(Source records)
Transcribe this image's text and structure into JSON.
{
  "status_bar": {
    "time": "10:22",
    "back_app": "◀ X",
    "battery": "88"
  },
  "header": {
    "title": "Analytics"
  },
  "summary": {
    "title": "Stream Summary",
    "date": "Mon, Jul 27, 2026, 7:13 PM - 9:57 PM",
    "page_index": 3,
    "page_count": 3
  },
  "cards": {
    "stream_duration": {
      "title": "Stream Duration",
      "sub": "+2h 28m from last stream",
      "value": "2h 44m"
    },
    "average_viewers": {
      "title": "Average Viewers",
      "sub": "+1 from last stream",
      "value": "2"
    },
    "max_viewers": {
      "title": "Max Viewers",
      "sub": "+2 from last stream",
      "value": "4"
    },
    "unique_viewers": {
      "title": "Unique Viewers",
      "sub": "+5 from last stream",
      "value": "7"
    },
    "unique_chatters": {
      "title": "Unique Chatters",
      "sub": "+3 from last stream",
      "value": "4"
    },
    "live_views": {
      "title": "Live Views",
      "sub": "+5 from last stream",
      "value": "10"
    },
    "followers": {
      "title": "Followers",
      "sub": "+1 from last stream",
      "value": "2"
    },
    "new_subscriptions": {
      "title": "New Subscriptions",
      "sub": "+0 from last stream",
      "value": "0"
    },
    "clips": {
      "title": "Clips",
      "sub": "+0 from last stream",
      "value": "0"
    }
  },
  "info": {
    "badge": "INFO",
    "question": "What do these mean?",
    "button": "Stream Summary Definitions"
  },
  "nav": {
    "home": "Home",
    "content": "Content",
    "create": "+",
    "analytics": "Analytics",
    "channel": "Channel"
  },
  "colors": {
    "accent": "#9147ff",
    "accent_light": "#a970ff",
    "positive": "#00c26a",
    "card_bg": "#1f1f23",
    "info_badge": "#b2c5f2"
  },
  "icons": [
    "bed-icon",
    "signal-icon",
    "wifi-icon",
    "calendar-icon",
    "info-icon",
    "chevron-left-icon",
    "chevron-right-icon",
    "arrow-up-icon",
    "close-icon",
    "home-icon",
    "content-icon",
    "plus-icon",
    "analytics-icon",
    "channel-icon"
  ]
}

**WORK REQUIRED**
Take the entries and copy them out exactly.

**FULL RESPONSE**
Transcribe this image's text and structure into JSON.
{
  "status_bar": {
    "time": "10:22",
    "back_app": "◀ X",
    "battery": "88"
  },
  "header": {
    "title": "Analytics"
  },
  "summary": {
    "title": "Stream Summary",
    "date": "Mon, Jul 27, 2026, 7:13 PM - 9:57 PM",
    "page_index": 3,
    "page_count": 3
  },
  "cards": {
    "stream_duration": {
      "title": "Stream Duration",
      "sub": "+2h 28m from last stream",
      "value": "2h 44m"
    },
    "average_viewers": {
      "title": "Average Viewers",
      "sub": "+1 from last stream",
      "value": "2"
    },
    "max_viewers": {
      "title": "Max Viewers",
      "sub": "+2 from last stream",
      "value": "4"
    },
    "unique_viewers": {
      "title": "Unique Viewers",
      "sub": "+5 from last stream",
      "value": "7"
    },
    "unique_chatters": {
      "title": "Unique Chatters",
      "sub": "+3 from last stream",
      "value": "4"
    },
    "live_views": {
      "title": "Live Views",
      "sub": "+5 from last stream",
      "value": "10"
    },
    "followers": {
      "title": "Followers",
      "sub": "+1 from last stream",
      "value": "2"
    },
    "new_subscriptions": {
      "title": "New Subscriptions",
      "sub": "+0 from last stream",
      "value": "0"
    },
    "clips": {
      "title": "Clips",
      "sub": "+0 from last stream",
      "value": "0"
    }
  },
  "info": {
    "badge": "INFO",
    "question": "What do these mean?",
    "button": "Stream Summary Definitions"
  },
  "nav": {
    "home": "Home",
    "content": "Content",
    "create": "+",
    "analytics": "Analytics",
    "channel": "Channel"
  },
  "colors": {
    "accent": "#9147ff",
    "accent_light": "#a970ff",
    "positive": "#00c26a",
    "card_bg": "#1f1f23",
    "info_badge": "#b2c5f2"
  },
  "icons": [
    "bed-icon",
    "signal-icon",
    "wifi-icon",
    "calendar-icon",
    "info-icon",
    "chevron-left-icon",
    "chevron-right-icon",
    "arrow-up-icon",
    "close-icon",
    "home-icon",
    "content-icon",
    "plus-icon",
    "analytics-icon",
    "channel-icon"
  ]
}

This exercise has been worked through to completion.